That was no accident... It's a tiny change for Don, but a change nonetheless. So I see the ending as a positive for him--not that he becomes perfect husband/dad/friend/employee, but that he figures out something about himself. However, the Coke ad, as I said,...while it might be a major professional accomplishment, for all its feel-good world-peace vibe, is still pushing poison--while Don may come to see that is is "ok" from the roadside billboard, advertising hasn't changed from the old Lucky Strike days. Just like in those days, where they were trying to advertise around the science, so are sodas today. Weiner gave us change even as nothing changes. Which is the world we live in--human nature remains a constant even as a few individuals may see the light.

◆ Records to process
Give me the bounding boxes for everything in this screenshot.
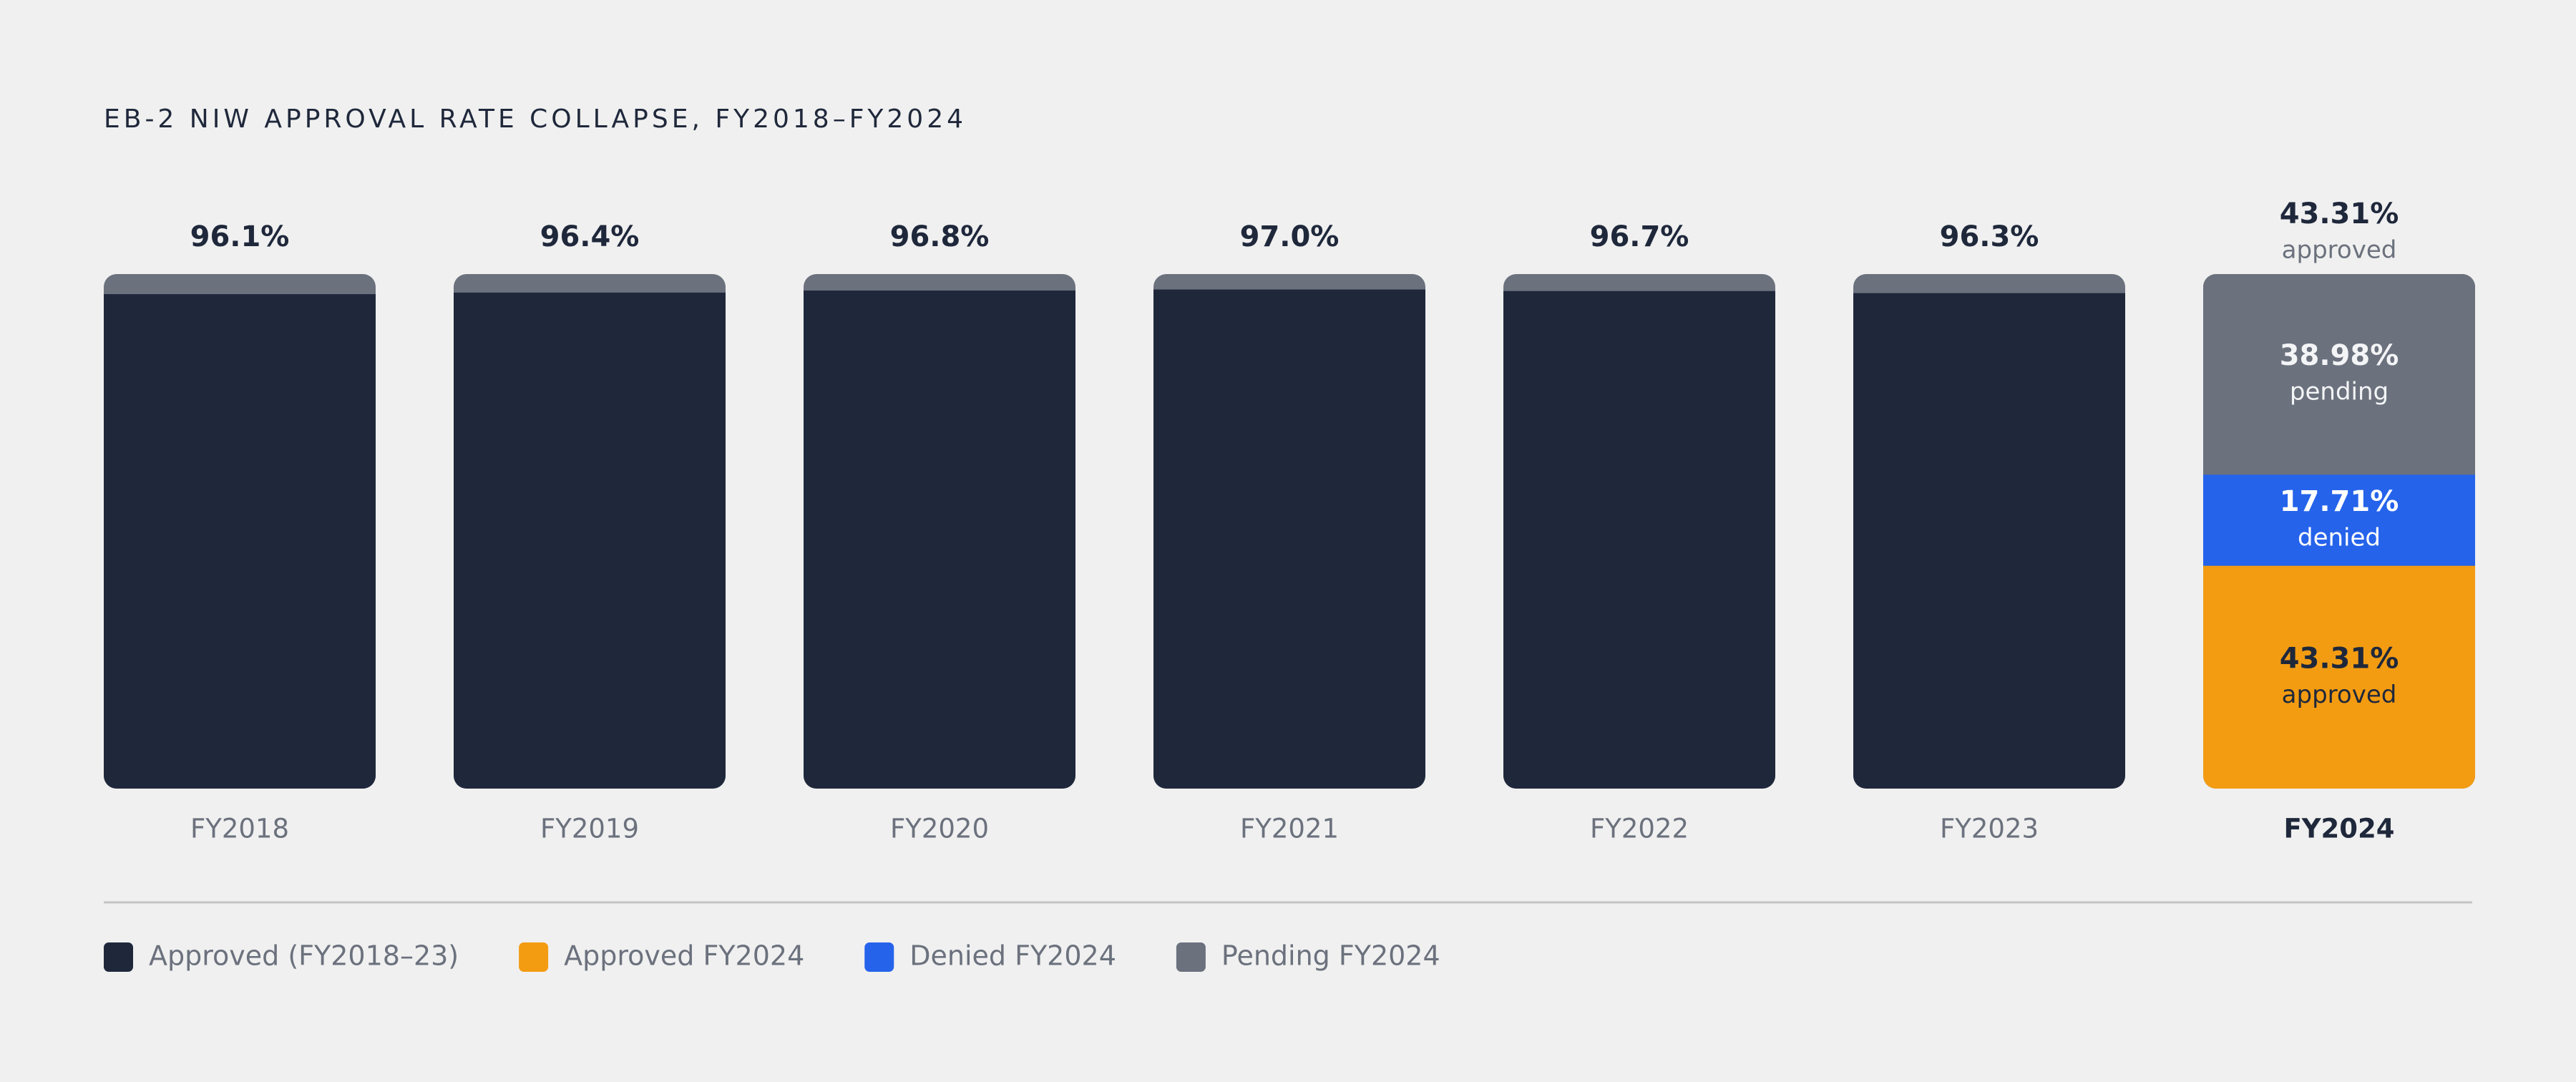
segment-word-label: denied <box>2298 523 2381 552</box>
bar-segment <box>104 294 376 789</box>
bar-segment <box>804 291 1075 789</box>
legend-label: Approved FY2024 <box>564 940 804 972</box>
bar-group <box>2203 274 2475 789</box>
value-label: 96.7% <box>1590 220 1689 253</box>
legend-swatch <box>1176 942 1206 972</box>
value-label: 43.31% <box>2280 198 2399 230</box>
x-tick-label: FY2023 <box>1940 814 2039 844</box>
value-label: 96.8% <box>890 220 990 253</box>
legend-swatch <box>519 942 549 972</box>
bar-segment <box>2203 274 2475 475</box>
bar-segment <box>1503 291 1775 789</box>
value-label: 96.1% <box>190 220 290 253</box>
legend-label: Approved (FY2018–23) <box>149 940 459 972</box>
segment-word-label: pending <box>2290 378 2389 406</box>
bar-group <box>1503 274 1775 789</box>
value-label: 96.3% <box>1940 220 2039 253</box>
bar-segment <box>2203 565 2475 789</box>
x-tick-label: FY2020 <box>890 814 989 844</box>
value-label: 96.4% <box>540 220 640 253</box>
legend-swatch <box>104 942 133 972</box>
legend-label: Denied FY2024 <box>909 940 1116 972</box>
segment-word-label: approved <box>2282 681 2397 709</box>
x-tick-label: FY2024 <box>2283 814 2394 844</box>
chart-title: EB-2 NIW APPROVAL RATE COLLAPSE, FY2018–… <box>104 104 967 134</box>
bar-group <box>804 274 1075 789</box>
bar-segment <box>2203 474 2475 566</box>
segment-value-label: 17.71% <box>2280 485 2399 518</box>
bar-segment <box>454 292 726 789</box>
x-tick-label: FY2022 <box>1590 814 1689 844</box>
legend-label: Pending FY2024 <box>1221 940 1440 972</box>
x-tick-label: FY2021 <box>1240 814 1339 844</box>
segment-value-label: 38.98% <box>2280 339 2399 372</box>
value-label: 97.0% <box>1240 220 1340 253</box>
bar-segment <box>1853 293 2125 789</box>
legend-swatch <box>864 942 894 972</box>
bar-group <box>104 274 376 789</box>
bar-group <box>454 274 726 789</box>
bar-segment <box>1153 289 1425 789</box>
x-tick-label: FY2018 <box>190 814 289 844</box>
bar-group <box>1153 274 1425 789</box>
value-word-label: approved <box>2282 236 2397 265</box>
segment-value-label: 43.31% <box>2280 642 2399 675</box>
bar-group <box>1853 274 2125 789</box>
x-tick-label: FY2019 <box>540 814 639 844</box>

◆ Set of tasks
(1) Reproduce the stretch of the commentary on Don and the Coke ad from "That was no" through "see the light." word for word.
(2) Write out, unchanged, the stretch of the records from the line containing "segment-word-label: denied <box>2298" through the line containing "value-label: 96.3% <box>1940", both of those lines included.
The commentary on Don and the Coke ad has nothing to do with the records.

◆ Answers for the tasks
(1)
That was no accident... It's a tiny change for Don, but a change nonetheless. So I see the ending as a positive for him--not that he becomes perfect husband/dad/friend/employee, but that he figures out something about himself. However, the Coke ad, as I said,...while it might be a major professional accomplishment, for all its feel-good world-peace vibe, is still pushing poison--while Don may come to see that is is "ok" from the roadside billboard, advertising hasn't changed from the old Lucky Strike days. Just like in those days, where they were trying to advertise around the science, so are sodas today. Weiner gave us change even as nothing changes. Which is the world we live in--human nature remains a constant even as a few individuals may see the light.

(2)
segment-word-label: denied <box>2298 523 2381 552</box>
bar-segment <box>104 294 376 789</box>
bar-segment <box>804 291 1075 789</box>
legend-label: Approved FY2024 <box>564 940 804 972</box>
bar-group <box>2203 274 2475 789</box>
value-label: 96.7% <box>1590 220 1689 253</box>
legend-swatch <box>1176 942 1206 972</box>
value-label: 43.31% <box>2280 198 2399 230</box>
x-tick-label: FY2023 <box>1940 814 2039 844</box>
value-label: 96.8% <box>890 220 990 253</box>
legend-swatch <box>519 942 549 972</box>
bar-segment <box>2203 274 2475 475</box>
bar-segment <box>1503 291 1775 789</box>
value-label: 96.1% <box>190 220 290 253</box>
legend-label: Approved (FY2018–23) <box>149 940 459 972</box>
segment-word-label: pending <box>2290 378 2389 406</box>
bar-group <box>1503 274 1775 789</box>
value-label: 96.3% <box>1940 220 2039 253</box>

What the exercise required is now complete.